→ **SHORT PROBLEM**
Retype the material below. Keep every word exactly as it is.

----------

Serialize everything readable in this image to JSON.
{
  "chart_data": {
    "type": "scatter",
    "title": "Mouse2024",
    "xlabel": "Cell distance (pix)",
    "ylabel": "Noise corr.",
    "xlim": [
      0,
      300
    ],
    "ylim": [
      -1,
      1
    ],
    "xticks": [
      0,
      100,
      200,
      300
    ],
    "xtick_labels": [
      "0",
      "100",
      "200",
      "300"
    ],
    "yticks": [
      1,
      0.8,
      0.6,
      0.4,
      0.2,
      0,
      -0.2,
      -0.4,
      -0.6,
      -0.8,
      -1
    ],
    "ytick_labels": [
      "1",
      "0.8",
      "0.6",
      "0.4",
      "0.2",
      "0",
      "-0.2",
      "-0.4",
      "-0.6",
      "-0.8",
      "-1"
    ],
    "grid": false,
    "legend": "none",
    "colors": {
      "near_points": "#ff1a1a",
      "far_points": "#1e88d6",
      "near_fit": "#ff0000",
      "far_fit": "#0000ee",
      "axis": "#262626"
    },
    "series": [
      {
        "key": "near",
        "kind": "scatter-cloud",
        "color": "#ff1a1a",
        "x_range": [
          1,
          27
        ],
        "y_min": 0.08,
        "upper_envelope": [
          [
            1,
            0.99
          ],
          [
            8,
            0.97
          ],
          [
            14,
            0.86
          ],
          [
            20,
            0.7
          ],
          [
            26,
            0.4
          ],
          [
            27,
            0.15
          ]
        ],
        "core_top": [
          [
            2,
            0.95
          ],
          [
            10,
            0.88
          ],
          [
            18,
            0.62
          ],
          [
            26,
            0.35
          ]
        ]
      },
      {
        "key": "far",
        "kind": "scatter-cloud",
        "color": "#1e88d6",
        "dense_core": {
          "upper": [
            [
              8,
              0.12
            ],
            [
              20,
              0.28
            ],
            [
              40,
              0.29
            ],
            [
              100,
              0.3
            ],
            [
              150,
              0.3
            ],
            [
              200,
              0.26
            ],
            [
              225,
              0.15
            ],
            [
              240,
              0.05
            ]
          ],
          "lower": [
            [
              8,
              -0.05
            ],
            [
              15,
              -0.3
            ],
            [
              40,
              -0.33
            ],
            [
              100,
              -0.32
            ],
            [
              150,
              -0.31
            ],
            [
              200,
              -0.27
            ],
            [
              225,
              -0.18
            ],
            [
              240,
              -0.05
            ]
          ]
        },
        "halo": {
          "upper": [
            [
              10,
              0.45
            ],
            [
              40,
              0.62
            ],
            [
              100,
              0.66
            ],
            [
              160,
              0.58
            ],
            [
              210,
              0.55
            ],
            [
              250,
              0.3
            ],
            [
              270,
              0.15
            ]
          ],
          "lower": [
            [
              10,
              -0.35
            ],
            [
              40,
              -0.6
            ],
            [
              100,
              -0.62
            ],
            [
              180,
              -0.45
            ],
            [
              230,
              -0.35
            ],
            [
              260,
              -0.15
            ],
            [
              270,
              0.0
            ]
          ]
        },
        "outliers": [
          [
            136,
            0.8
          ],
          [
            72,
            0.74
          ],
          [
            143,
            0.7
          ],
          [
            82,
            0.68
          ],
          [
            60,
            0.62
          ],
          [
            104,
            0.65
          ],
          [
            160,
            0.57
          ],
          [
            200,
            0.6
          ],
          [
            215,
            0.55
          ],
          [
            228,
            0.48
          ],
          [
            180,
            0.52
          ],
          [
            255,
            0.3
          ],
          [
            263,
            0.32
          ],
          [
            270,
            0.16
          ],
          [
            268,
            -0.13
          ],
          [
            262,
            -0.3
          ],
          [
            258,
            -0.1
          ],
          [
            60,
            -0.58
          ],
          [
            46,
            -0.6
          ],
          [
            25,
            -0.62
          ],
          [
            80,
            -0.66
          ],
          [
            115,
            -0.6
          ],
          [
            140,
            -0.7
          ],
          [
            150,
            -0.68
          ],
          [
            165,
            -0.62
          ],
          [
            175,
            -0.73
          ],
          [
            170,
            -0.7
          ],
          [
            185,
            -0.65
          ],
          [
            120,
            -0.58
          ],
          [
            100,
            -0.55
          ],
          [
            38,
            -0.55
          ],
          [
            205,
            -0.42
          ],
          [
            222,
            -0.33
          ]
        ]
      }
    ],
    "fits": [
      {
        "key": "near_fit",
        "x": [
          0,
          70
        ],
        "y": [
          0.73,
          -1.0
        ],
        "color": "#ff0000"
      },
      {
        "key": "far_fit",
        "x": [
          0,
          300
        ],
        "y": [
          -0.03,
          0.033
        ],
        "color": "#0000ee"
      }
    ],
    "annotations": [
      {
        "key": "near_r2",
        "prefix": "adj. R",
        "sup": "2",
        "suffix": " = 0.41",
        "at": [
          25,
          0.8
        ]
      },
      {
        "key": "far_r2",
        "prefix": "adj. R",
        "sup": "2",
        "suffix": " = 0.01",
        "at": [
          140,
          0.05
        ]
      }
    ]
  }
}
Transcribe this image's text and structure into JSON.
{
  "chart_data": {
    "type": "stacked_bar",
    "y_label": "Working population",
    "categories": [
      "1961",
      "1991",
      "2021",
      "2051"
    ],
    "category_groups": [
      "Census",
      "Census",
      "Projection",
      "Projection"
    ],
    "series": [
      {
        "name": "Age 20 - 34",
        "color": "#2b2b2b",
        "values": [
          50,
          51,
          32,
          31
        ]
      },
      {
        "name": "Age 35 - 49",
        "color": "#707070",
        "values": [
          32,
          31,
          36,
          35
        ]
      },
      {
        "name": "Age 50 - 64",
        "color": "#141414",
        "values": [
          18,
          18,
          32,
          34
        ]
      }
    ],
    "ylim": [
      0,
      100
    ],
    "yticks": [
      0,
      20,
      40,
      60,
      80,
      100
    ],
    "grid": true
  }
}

----------

→ **RESULT OF THE TASK**
Serialize everything readable in this image to JSON.
{
  "chart_data": {
    "type": "scatter",
    "title": "Mouse2024",
    "xlabel": "Cell distance (pix)",
    "ylabel": "Noise corr.",
    "xlim": [
      0,
      300
    ],
    "ylim": [
      -1,
      1
    ],
    "xticks": [
      0,
      100,
      200,
      300
    ],
    "xtick_labels": [
      "0",
      "100",
      "200",
      "300"
    ],
    "yticks": [
      1,
      0.8,
      0.6,
      0.4,
      0.2,
      0,
      -0.2,
      -0.4,
      -0.6,
      -0.8,
      -1
    ],
    "ytick_labels": [
      "1",
      "0.8",
      "0.6",
      "0.4",
      "0.2",
      "0",
      "-0.2",
      "-0.4",
      "-0.6",
      "-0.8",
      "-1"
    ],
    "grid": false,
    "legend": "none",
    "colors": {
      "near_points": "#ff1a1a",
      "far_points": "#1e88d6",
      "near_fit": "#ff0000",
      "far_fit": "#0000ee",
      "axis": "#262626"
    },
    "series": [
      {
        "key": "near",
        "kind": "scatter-cloud",
        "color": "#ff1a1a",
        "x_range": [
          1,
          27
        ],
        "y_min": 0.08,
        "upper_envelope": [
          [
            1,
            0.99
          ],
          [
            8,
            0.97
          ],
          [
            14,
            0.86
          ],
          [
            20,
            0.7
          ],
          [
            26,
            0.4
          ],
          [
            27,
            0.15
          ]
        ],
        "core_top": [
          [
            2,
            0.95
          ],
          [
            10,
            0.88
          ],
          [
            18,
            0.62
          ],
          [
            26,
            0.35
          ]
        ]
      },
      {
        "key": "far",
        "kind": "scatter-cloud",
        "color": "#1e88d6",
        "dense_core": {
          "upper": [
            [
              8,
              0.12
            ],
            [
              20,
              0.28
            ],
            [
              40,
              0.29
            ],
            [
              100,
              0.3
            ],
            [
              150,
              0.3
            ],
            [
              200,
              0.26
            ],
            [
              225,
              0.15
            ],
            [
              240,
              0.05
            ]
          ],
          "lower": [
            [
              8,
              -0.05
            ],
            [
              15,
              -0.3
            ],
            [
              40,
              -0.33
            ],
            [
              100,
              -0.32
            ],
            [
              150,
              -0.31
            ],
            [
              200,
              -0.27
            ],
            [
              225,
              -0.18
            ],
            [
              240,
              -0.05
            ]
          ]
        },
        "halo": {
          "upper": [
            [
              10,
              0.45
            ],
            [
              40,
              0.62
            ],
            [
              100,
              0.66
            ],
            [
              160,
              0.58
            ],
            [
              210,
              0.55
            ],
            [
              250,
              0.3
            ],
            [
              270,
              0.15
            ]
          ],
          "lower": [
            [
              10,
              -0.35
            ],
            [
              40,
              -0.6
            ],
            [
              100,
              -0.62
            ],
            [
              180,
              -0.45
            ],
            [
              230,
              -0.35
            ],
            [
              260,
              -0.15
            ],
            [
              270,
              0.0
            ]
          ]
        },
        "outliers": [
          [
            136,
            0.8
          ],
          [
            72,
            0.74
          ],
          [
            143,
            0.7
          ],
          [
            82,
            0.68
          ],
          [
            60,
            0.62
          ],
          [
            104,
            0.65
          ],
          [
            160,
            0.57
          ],
          [
            200,
            0.6
          ],
          [
            215,
            0.55
          ],
          [
            228,
            0.48
          ],
          [
            180,
            0.52
          ],
          [
            255,
            0.3
          ],
          [
            263,
            0.32
          ],
          [
            270,
            0.16
          ],
          [
            268,
            -0.13
          ],
          [
            262,
            -0.3
          ],
          [
            258,
            -0.1
          ],
          [
            60,
            -0.58
          ],
          [
            46,
            -0.6
          ],
          [
            25,
            -0.62
          ],
          [
            80,
            -0.66
          ],
          [
            115,
            -0.6
          ],
          [
            140,
            -0.7
          ],
          [
            150,
            -0.68
          ],
          [
            165,
            -0.62
          ],
          [
            175,
            -0.73
          ],
          [
            170,
            -0.7
          ],
          [
            185,
            -0.65
          ],
          [
            120,
            -0.58
          ],
          [
            100,
            -0.55
          ],
          [
            38,
            -0.55
          ],
          [
            205,
            -0.42
          ],
          [
            222,
            -0.33
          ]
        ]
      }
    ],
    "fits": [
      {
        "key": "near_fit",
        "x": [
          0,
          70
        ],
        "y": [
          0.73,
          -1.0
        ],
        "color": "#ff0000"
      },
      {
        "key": "far_fit",
        "x": [
          0,
          300
        ],
        "y": [
          -0.03,
          0.033
        ],
        "color": "#0000ee"
      }
    ],
    "annotations": [
      {
        "key": "near_r2",
        "prefix": "adj. R",
        "sup": "2",
        "suffix": " = 0.41",
        "at": [
          25,
          0.8
        ]
      },
      {
        "key": "far_r2",
        "prefix": "adj. R",
        "sup": "2",
        "suffix": " = 0.01",
        "at": [
          140,
          0.05
        ]
      }
    ]
  }
}
Transcribe this image's text and structure into JSON.
{
  "chart_data": {
    "type": "stacked_bar",
    "y_label": "Working population",
    "categories": [
      "1961",
      "1991",
      "2021",
      "2051"
    ],
    "category_groups": [
      "Census",
      "Census",
      "Projection",
      "Projection"
    ],
    "series": [
      {
        "name": "Age 20 - 34",
        "color": "#2b2b2b",
        "values": [
          50,
          51,
          32,
          31
        ]
      },
      {
        "name": "Age 35 - 49",
        "color": "#707070",
        "values": [
          32,
          31,
          36,
          35
        ]
      },
      {
        "name": "Age 50 - 64",
        "color": "#141414",
        "values": [
          18,
          18,
          32,
          34
        ]
      }
    ],
    "ylim": [
      0,
      100
    ],
    "yticks": [
      0,
      20,
      40,
      60,
      80,
      100
    ],
    "grid": true
  }
}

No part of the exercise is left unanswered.